DIRECTION:
Using the data beneath, show every line that includes the word "model".

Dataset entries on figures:

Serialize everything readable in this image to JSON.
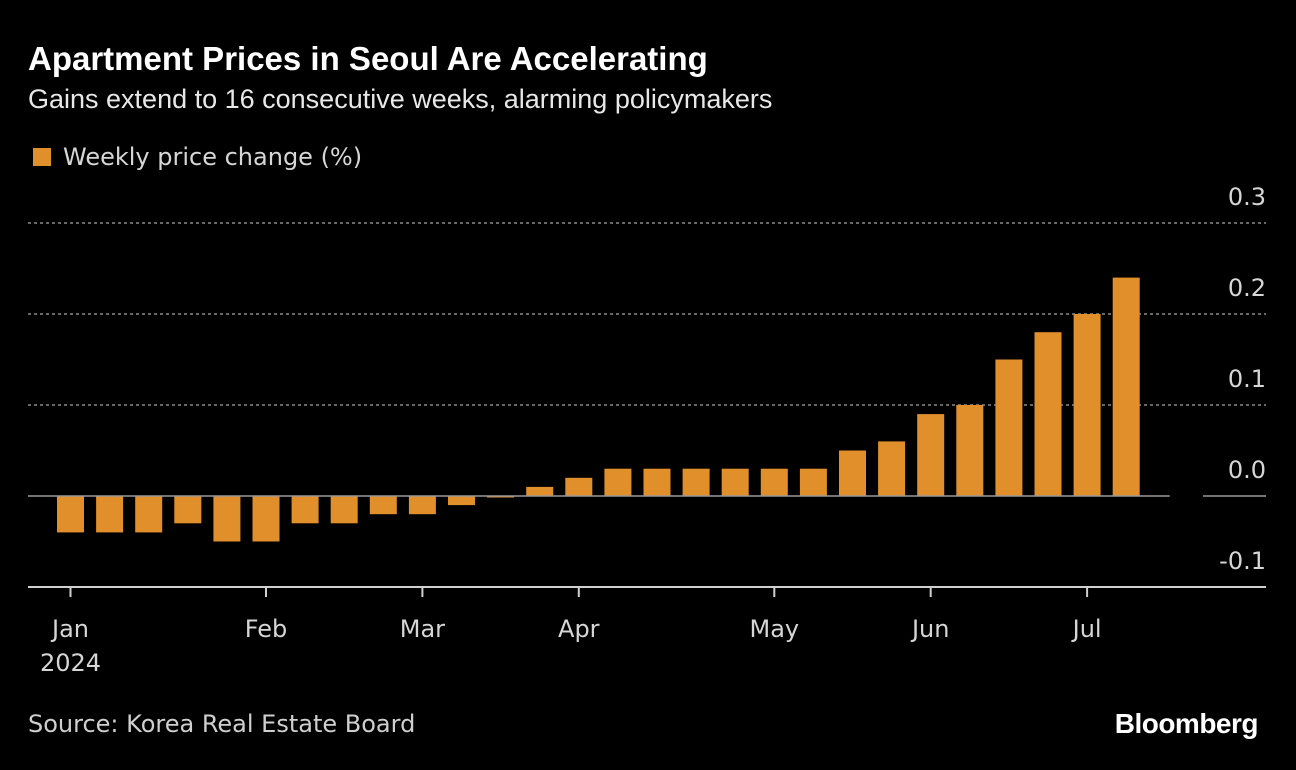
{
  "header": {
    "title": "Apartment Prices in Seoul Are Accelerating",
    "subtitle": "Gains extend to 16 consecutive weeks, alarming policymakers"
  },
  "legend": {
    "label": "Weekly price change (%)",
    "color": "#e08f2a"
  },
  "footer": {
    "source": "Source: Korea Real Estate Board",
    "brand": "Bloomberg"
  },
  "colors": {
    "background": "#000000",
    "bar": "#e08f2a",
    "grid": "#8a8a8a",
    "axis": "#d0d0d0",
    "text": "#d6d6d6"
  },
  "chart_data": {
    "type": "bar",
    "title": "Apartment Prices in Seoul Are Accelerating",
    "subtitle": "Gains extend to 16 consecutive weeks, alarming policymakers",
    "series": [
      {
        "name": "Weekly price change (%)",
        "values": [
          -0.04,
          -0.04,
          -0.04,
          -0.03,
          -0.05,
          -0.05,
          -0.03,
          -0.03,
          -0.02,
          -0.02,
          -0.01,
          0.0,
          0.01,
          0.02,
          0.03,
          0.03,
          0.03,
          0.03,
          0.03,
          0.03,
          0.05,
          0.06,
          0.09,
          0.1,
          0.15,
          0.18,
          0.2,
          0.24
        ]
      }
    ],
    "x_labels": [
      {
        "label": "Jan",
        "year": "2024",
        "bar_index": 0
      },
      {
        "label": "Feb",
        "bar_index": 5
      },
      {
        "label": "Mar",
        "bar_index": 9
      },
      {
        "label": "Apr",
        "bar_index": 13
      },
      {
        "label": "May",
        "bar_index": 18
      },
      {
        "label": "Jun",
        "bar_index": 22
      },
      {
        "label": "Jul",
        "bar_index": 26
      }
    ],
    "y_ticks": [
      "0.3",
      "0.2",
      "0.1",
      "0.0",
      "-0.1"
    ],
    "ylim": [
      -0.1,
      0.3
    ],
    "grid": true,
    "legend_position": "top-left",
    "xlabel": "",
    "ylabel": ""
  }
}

--

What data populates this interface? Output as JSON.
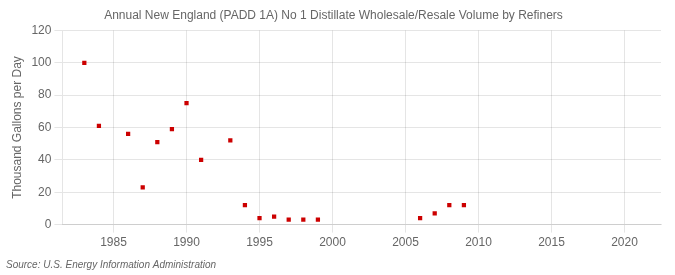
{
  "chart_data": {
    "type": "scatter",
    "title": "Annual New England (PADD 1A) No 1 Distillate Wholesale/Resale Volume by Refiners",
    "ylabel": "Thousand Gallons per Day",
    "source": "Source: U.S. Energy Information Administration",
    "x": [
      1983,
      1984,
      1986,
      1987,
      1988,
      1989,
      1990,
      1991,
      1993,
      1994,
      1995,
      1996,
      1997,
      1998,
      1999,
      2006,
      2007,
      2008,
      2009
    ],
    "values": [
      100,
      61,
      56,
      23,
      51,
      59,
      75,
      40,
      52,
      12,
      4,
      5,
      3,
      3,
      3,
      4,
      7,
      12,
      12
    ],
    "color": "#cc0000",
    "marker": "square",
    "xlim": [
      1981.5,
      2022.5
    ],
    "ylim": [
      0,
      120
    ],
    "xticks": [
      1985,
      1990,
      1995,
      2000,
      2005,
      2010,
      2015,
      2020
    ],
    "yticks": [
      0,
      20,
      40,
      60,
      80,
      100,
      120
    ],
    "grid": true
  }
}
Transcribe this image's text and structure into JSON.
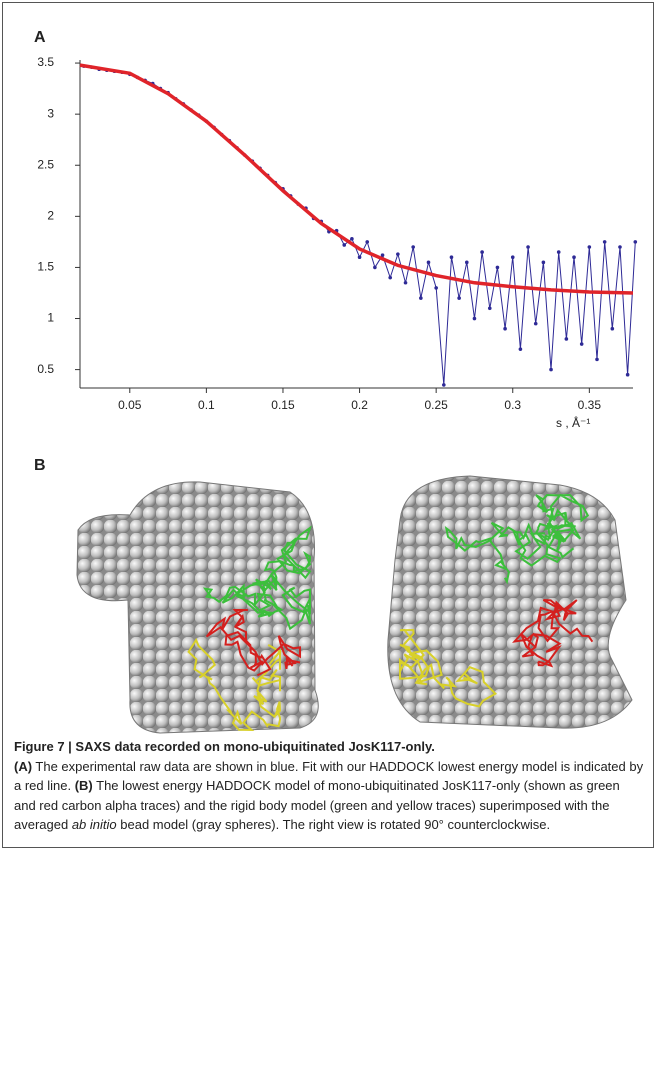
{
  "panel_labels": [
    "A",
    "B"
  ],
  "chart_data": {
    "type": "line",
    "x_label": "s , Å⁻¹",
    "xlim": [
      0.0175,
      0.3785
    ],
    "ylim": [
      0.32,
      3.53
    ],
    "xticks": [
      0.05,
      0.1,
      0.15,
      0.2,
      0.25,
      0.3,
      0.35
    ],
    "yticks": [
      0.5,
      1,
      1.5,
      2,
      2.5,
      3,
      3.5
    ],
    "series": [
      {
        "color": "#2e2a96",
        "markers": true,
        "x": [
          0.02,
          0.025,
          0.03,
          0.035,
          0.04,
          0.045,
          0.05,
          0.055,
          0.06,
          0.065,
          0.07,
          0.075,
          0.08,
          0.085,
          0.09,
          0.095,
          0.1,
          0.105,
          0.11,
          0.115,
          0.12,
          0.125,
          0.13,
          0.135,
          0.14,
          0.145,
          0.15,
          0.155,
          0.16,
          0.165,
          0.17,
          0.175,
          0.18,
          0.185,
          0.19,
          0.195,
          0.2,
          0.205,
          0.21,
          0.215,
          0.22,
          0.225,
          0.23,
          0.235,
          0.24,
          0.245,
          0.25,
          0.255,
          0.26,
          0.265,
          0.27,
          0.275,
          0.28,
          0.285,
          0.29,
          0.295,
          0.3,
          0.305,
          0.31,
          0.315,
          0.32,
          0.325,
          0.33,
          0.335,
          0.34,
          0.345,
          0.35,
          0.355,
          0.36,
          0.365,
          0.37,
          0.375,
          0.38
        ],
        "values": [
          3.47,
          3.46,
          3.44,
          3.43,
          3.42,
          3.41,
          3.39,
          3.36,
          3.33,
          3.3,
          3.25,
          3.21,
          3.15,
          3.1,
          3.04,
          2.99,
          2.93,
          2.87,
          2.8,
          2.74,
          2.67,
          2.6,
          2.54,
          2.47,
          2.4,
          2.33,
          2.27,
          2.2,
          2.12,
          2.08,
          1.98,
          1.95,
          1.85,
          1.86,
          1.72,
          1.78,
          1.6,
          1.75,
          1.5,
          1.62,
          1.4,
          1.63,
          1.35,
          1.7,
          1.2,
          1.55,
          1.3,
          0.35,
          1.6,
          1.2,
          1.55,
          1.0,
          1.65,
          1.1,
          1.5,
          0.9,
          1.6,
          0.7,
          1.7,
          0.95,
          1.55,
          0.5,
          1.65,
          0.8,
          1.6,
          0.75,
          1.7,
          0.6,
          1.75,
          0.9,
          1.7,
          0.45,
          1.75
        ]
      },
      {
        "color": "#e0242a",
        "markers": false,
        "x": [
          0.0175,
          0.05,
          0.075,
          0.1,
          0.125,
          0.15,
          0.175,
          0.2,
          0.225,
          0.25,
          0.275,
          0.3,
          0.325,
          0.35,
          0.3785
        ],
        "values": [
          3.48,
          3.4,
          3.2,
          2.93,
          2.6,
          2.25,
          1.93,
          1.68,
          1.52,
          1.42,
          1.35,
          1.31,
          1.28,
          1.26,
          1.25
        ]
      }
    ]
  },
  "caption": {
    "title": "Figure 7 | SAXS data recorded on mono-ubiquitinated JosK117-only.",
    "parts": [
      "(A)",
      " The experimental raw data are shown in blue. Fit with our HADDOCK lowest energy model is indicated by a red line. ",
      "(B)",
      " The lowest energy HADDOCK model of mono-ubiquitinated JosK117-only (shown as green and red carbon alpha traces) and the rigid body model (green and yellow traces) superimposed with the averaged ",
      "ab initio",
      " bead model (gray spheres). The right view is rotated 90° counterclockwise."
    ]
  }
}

--

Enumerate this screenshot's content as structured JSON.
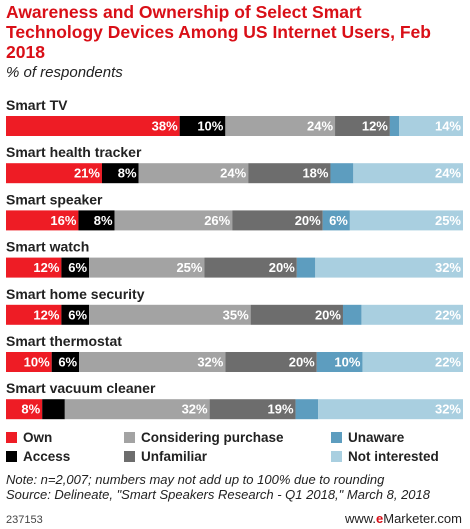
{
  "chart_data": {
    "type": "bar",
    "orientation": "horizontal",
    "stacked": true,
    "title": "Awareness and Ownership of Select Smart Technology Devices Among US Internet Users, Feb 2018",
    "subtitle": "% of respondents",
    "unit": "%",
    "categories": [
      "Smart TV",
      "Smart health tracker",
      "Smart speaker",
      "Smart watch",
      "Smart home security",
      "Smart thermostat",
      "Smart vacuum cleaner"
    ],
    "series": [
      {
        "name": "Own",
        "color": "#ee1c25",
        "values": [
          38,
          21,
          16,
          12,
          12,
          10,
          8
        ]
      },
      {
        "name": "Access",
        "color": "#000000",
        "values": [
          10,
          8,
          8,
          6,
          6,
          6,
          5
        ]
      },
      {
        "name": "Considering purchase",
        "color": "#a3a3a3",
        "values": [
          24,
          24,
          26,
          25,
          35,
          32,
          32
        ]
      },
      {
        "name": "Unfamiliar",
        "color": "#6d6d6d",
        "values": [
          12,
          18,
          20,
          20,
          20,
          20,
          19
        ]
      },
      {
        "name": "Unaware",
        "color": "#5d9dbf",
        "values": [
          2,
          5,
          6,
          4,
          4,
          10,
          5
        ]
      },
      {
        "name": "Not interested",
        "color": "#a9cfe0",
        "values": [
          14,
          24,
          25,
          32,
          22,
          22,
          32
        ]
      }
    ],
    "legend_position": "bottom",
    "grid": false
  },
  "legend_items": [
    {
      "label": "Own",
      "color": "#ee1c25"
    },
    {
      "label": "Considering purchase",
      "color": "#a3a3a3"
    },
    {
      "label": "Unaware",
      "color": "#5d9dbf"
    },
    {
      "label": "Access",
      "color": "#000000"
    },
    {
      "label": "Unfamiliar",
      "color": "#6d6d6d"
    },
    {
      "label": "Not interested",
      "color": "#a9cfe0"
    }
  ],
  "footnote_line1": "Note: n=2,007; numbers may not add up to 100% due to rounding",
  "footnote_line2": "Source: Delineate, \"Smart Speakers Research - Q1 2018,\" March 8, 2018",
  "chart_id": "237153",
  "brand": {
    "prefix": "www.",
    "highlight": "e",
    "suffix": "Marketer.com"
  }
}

CORRECT RESPONSE:
      " The experimental raw data are shown in blue. Fit with our HADDOCK lowest energy model is indicated by a red line. ",
      " The lowest energy HADDOCK model of mono-ubiquitinated JosK117-only (shown as green and red carbon alpha traces) and the rigid body model (green and yellow traces) superimposed with the averaged ",
      " bead model (gray spheres). The right view is rotated 90° counterclockwise."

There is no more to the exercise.